RECORDS SHOWN:
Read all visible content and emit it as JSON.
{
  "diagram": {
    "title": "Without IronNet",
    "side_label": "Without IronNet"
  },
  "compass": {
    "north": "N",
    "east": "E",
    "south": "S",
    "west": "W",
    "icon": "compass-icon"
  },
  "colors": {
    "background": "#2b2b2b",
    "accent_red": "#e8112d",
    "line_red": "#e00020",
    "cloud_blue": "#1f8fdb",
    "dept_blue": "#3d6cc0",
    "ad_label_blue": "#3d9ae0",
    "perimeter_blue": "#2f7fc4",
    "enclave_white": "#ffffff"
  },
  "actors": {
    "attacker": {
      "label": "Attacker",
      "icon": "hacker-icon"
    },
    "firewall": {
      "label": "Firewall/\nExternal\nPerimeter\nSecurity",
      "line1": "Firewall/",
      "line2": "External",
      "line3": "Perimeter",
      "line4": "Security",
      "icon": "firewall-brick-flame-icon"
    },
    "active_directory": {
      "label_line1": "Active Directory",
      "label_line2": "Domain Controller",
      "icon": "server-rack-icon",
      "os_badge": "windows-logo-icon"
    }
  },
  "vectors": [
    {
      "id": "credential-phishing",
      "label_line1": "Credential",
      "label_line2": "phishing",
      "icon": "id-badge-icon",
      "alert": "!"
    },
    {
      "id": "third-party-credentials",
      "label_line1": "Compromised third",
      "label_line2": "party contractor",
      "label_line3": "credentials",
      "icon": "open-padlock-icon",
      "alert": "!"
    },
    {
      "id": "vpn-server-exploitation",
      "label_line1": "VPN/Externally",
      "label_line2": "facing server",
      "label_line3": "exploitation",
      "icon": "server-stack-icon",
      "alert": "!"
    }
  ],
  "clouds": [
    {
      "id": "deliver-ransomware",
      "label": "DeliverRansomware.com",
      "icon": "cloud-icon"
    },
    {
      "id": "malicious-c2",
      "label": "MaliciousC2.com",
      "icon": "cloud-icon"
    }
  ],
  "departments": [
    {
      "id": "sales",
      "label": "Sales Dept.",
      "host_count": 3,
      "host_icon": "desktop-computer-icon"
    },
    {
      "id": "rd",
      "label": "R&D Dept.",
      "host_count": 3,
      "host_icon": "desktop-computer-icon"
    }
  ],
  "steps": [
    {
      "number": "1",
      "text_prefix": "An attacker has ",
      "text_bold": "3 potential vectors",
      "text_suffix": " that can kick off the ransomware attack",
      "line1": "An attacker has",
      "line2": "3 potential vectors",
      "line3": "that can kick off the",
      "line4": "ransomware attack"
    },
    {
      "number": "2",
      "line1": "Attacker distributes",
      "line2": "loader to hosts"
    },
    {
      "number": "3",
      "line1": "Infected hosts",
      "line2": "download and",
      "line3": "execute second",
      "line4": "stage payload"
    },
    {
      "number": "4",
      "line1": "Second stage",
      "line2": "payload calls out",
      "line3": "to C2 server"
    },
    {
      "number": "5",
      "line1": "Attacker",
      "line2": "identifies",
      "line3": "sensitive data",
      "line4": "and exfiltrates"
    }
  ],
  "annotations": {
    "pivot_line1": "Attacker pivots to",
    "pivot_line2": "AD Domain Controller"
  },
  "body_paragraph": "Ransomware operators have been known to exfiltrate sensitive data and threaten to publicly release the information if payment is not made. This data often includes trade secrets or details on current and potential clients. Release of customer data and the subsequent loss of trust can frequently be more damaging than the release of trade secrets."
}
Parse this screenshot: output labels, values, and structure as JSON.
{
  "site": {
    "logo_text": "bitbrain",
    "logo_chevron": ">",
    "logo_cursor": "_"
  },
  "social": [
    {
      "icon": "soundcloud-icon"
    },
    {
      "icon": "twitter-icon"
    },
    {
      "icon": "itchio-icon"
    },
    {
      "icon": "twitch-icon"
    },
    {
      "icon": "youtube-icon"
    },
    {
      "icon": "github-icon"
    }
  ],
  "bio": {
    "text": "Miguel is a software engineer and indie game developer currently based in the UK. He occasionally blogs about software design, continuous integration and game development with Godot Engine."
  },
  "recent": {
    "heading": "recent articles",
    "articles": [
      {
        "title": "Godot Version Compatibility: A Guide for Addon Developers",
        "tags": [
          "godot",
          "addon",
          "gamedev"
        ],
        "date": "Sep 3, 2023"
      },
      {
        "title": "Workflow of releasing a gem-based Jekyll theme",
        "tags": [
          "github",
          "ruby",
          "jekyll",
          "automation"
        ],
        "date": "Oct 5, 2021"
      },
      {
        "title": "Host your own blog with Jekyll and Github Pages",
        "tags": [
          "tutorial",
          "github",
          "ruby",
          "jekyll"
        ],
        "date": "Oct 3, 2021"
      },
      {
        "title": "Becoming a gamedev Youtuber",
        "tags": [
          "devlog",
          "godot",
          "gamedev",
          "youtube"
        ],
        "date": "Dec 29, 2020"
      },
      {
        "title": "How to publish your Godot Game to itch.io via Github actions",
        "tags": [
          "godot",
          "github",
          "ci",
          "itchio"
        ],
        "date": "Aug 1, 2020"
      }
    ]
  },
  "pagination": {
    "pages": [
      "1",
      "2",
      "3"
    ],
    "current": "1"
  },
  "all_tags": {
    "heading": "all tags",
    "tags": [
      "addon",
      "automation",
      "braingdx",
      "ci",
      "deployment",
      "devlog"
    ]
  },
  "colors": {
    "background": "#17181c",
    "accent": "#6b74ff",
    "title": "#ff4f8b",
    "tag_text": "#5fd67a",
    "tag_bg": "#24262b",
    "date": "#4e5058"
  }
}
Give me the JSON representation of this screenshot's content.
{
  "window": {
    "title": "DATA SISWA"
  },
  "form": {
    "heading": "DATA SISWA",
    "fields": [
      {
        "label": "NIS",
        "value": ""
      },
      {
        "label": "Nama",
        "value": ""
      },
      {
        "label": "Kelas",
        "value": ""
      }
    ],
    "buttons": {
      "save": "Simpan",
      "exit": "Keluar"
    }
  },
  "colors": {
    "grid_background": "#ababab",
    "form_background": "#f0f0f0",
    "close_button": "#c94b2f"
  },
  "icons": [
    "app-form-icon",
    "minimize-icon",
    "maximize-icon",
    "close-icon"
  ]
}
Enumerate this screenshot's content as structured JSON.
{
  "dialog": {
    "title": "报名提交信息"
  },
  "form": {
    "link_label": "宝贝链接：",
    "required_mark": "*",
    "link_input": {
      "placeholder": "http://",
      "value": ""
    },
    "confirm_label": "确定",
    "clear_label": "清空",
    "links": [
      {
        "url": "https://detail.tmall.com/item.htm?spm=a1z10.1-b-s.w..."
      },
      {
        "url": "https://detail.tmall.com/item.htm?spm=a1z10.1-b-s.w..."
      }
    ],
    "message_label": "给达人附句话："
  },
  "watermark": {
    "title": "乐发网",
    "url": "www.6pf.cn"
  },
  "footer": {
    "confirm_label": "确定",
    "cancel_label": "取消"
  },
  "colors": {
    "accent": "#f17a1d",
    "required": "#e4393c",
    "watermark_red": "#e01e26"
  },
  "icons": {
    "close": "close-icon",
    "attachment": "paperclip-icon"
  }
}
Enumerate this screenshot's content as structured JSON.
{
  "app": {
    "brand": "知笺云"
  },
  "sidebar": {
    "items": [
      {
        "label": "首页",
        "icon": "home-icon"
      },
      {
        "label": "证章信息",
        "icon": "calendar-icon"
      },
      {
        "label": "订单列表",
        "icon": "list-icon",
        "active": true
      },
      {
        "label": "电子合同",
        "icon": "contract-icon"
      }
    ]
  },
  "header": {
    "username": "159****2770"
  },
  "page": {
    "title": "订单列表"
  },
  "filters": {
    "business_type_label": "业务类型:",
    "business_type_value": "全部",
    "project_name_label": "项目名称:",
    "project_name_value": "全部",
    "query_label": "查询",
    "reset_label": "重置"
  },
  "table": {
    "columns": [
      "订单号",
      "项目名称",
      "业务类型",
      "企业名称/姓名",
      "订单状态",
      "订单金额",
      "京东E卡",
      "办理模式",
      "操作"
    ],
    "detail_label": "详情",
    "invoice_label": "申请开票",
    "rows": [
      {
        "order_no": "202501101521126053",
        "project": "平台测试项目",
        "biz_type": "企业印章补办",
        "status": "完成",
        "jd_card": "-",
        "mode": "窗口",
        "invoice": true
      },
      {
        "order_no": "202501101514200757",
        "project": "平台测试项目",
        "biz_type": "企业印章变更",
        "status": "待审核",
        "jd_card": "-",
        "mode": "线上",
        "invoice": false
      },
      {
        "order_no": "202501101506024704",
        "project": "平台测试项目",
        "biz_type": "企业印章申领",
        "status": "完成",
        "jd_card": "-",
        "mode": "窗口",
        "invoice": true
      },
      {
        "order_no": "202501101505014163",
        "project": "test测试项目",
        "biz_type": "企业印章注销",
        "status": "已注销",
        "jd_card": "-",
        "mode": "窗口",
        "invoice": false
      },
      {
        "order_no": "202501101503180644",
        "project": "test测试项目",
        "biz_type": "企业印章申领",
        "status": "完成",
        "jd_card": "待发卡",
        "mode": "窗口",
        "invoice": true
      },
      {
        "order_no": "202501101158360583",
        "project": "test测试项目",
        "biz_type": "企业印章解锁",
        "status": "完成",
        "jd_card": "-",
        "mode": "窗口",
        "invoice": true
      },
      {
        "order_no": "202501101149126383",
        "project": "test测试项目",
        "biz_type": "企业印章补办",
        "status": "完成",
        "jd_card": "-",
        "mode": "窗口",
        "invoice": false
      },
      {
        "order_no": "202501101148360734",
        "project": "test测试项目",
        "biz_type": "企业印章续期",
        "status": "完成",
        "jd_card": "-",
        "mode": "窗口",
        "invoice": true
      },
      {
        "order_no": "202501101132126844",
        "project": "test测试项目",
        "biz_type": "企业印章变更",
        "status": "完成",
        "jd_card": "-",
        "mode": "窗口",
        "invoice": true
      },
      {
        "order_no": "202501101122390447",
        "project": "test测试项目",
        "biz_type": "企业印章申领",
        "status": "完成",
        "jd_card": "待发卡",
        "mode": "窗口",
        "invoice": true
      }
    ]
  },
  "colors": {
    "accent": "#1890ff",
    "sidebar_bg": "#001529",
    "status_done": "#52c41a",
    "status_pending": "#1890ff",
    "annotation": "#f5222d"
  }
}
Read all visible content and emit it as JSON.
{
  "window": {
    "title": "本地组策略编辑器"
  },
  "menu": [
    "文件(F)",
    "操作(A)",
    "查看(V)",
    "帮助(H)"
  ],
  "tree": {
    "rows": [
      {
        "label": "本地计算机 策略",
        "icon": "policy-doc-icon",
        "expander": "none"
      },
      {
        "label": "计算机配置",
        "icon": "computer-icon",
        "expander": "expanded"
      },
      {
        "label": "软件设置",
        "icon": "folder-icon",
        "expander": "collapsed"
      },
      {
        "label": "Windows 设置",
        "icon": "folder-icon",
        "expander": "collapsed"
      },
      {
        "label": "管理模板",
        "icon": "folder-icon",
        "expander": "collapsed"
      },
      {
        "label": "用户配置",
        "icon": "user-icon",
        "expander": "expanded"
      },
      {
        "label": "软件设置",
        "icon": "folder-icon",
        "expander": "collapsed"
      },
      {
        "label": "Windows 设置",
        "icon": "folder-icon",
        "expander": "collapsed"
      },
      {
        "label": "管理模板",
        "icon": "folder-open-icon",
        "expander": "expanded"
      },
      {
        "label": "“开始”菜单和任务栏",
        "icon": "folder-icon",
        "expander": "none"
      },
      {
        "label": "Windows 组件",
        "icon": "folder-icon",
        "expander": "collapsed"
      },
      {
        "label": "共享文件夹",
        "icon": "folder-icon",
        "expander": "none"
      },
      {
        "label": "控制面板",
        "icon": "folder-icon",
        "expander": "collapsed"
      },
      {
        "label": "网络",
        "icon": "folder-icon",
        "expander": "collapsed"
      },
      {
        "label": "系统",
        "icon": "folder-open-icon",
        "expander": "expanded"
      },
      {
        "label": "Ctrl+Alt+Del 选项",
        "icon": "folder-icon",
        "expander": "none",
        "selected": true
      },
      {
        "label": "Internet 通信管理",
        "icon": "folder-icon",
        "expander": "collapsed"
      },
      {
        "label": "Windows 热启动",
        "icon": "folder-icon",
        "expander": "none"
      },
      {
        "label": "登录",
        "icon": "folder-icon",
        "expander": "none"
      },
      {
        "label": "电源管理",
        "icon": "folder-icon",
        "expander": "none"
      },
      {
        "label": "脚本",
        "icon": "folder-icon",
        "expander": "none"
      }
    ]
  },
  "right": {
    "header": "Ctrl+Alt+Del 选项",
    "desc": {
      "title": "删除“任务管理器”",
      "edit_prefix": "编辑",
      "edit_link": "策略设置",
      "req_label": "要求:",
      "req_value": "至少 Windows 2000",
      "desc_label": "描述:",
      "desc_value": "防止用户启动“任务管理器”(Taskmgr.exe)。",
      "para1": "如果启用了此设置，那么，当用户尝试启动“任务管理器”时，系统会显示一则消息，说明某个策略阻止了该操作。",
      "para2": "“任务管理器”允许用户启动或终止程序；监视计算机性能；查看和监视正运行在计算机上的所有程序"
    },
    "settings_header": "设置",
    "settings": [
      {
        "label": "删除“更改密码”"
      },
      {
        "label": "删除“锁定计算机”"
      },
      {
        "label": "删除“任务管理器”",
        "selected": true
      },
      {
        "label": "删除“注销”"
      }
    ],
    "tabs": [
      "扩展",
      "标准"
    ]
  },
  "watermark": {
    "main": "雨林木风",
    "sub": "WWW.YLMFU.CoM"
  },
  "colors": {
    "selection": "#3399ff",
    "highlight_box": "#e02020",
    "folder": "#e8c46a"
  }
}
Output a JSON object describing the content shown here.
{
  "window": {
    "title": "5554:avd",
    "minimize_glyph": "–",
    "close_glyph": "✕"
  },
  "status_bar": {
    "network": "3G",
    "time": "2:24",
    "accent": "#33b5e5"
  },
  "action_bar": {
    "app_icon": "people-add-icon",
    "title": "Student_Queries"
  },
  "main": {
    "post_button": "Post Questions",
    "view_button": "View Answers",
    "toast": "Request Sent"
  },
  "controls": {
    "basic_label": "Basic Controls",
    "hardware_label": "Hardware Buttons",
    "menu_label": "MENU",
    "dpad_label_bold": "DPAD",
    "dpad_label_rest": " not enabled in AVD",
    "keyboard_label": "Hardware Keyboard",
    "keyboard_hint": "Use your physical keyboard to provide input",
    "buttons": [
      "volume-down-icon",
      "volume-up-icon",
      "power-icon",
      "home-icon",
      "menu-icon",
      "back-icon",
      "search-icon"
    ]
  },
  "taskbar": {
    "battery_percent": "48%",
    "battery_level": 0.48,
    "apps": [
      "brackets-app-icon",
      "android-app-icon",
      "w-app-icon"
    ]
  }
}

TASK TO COMPLETE:
Choose all lines containing the string "Controller" and copy them out.

SOLUTION TO THE PROBLEM:
      "label_line2": "Domain Controller",
    "pivot_line2": "AD Domain Controller"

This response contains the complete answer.